WHAT NEEDS TO BE DONE ▸ Quote the records in full and leave their pictures out.

DATA LISTING ▸
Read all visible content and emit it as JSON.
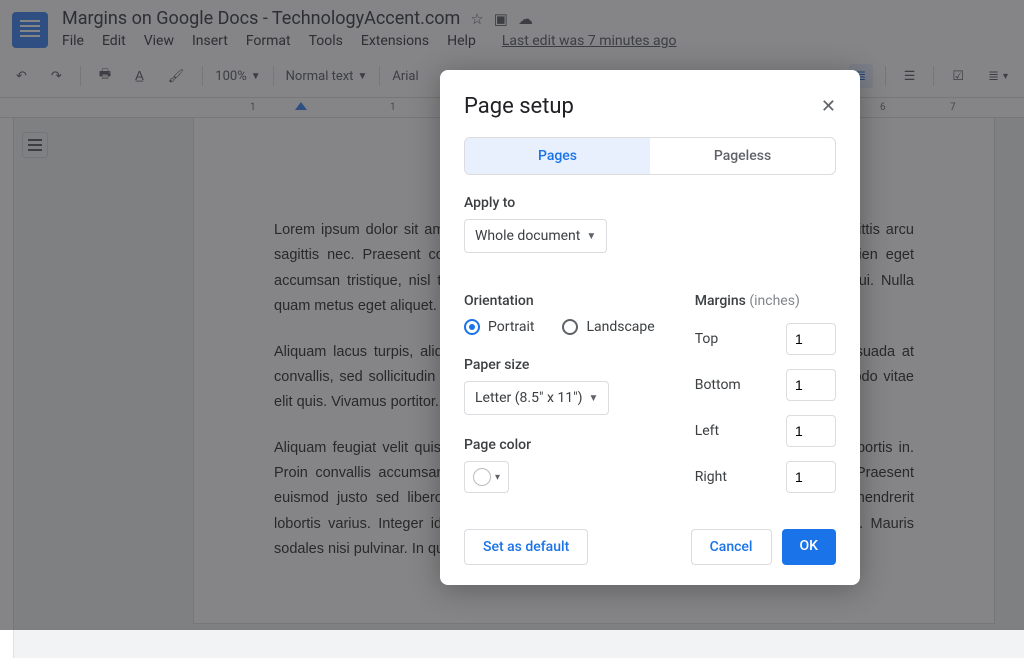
{
  "header": {
    "title": "Margins on Google Docs - TechnologyAccent.com",
    "menus": [
      "File",
      "Edit",
      "View",
      "Insert",
      "Format",
      "Tools",
      "Extensions",
      "Help"
    ],
    "last_edit": "Last edit was 7 minutes ago"
  },
  "toolbar": {
    "zoom": "100%",
    "style": "Normal text",
    "font": "Arial"
  },
  "document": {
    "paragraphs": [
      "Lorem ipsum dolor sit amet, consectetur adipiscing elit. Donec id magna ipsum, vel sagittis arcu sagittis nec. Praesent commodo neque et suscipit. Maecenas ac magna viverra, sapien eget accumsan tristique, nisl tortor pretium justo, sit amet ullamcorper fringilla metus quis dui. Nulla quam metus eget aliquet. Maximus metus, et fermentum.",
      "Aliquam lacus turpis, aliquet ac lacus eget, facilisis laoreet ligula. Sed mi lectus, malesuada at convallis, sed sollicitudin erat. Donec ultrices quam, at fermentum nisl. Phasellus commodo vitae elit quis. Vivamus portitor. Nulla eu turpis porttitor, sed molestie.",
      "Aliquam feugiat velit quis feugiat congue. Nulla et eleifend sapien. Cras efficitur nibh lobortis in. Proin convallis accumsan diam, non pellentesque tellus. Integer eget pulvinar quam. Praesent euismod justo sed libero, sit amet interdum urna consequat. In condimentum lacus hendrerit lobortis varius. Integer id tempus in aliquam hendrerit, fringilla convallis lectus gravida. Mauris sodales nisi pulvinar. In quis ullamcorper augue."
    ]
  },
  "dialog": {
    "title": "Page setup",
    "tabs": {
      "pages": "Pages",
      "pageless": "Pageless"
    },
    "apply_to_label": "Apply to",
    "apply_to_value": "Whole document",
    "orientation_label": "Orientation",
    "orientation": {
      "portrait": "Portrait",
      "landscape": "Landscape"
    },
    "paper_size_label": "Paper size",
    "paper_size_value": "Letter (8.5\" x 11\")",
    "page_color_label": "Page color",
    "margins_label": "Margins",
    "margins_unit": "(inches)",
    "margins": {
      "top_label": "Top",
      "top_value": "1",
      "bottom_label": "Bottom",
      "bottom_value": "1",
      "left_label": "Left",
      "left_value": "1",
      "right_label": "Right",
      "right_value": "1"
    },
    "buttons": {
      "default": "Set as default",
      "cancel": "Cancel",
      "ok": "OK"
    }
  }
}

TASK ANSWER ▸
Read all visible content and emit it as JSON.
{
  "header": {
    "title": "Margins on Google Docs - TechnologyAccent.com",
    "menus": [
      "File",
      "Edit",
      "View",
      "Insert",
      "Format",
      "Tools",
      "Extensions",
      "Help"
    ],
    "last_edit": "Last edit was 7 minutes ago"
  },
  "toolbar": {
    "zoom": "100%",
    "style": "Normal text",
    "font": "Arial"
  },
  "document": {
    "paragraphs": [
      "Lorem ipsum dolor sit amet, consectetur adipiscing elit. Donec id magna ipsum, vel sagittis arcu sagittis nec. Praesent commodo neque et suscipit. Maecenas ac magna viverra, sapien eget accumsan tristique, nisl tortor pretium justo, sit amet ullamcorper fringilla metus quis dui. Nulla quam metus eget aliquet. Maximus metus, et fermentum.",
      "Aliquam lacus turpis, aliquet ac lacus eget, facilisis laoreet ligula. Sed mi lectus, malesuada at convallis, sed sollicitudin erat. Donec ultrices quam, at fermentum nisl. Phasellus commodo vitae elit quis. Vivamus portitor. Nulla eu turpis porttitor, sed molestie.",
      "Aliquam feugiat velit quis feugiat congue. Nulla et eleifend sapien. Cras efficitur nibh lobortis in. Proin convallis accumsan diam, non pellentesque tellus. Integer eget pulvinar quam. Praesent euismod justo sed libero, sit amet interdum urna consequat. In condimentum lacus hendrerit lobortis varius. Integer id tempus in aliquam hendrerit, fringilla convallis lectus gravida. Mauris sodales nisi pulvinar. In quis ullamcorper augue."
    ]
  },
  "dialog": {
    "title": "Page setup",
    "tabs": {
      "pages": "Pages",
      "pageless": "Pageless"
    },
    "apply_to_label": "Apply to",
    "apply_to_value": "Whole document",
    "orientation_label": "Orientation",
    "orientation": {
      "portrait": "Portrait",
      "landscape": "Landscape"
    },
    "paper_size_label": "Paper size",
    "paper_size_value": "Letter (8.5\" x 11\")",
    "page_color_label": "Page color",
    "margins_label": "Margins",
    "margins_unit": "(inches)",
    "margins": {
      "top_label": "Top",
      "top_value": "1",
      "bottom_label": "Bottom",
      "bottom_value": "1",
      "left_label": "Left",
      "left_value": "1",
      "right_label": "Right",
      "right_value": "1"
    },
    "buttons": {
      "default": "Set as default",
      "cancel": "Cancel",
      "ok": "OK"
    }
  }
}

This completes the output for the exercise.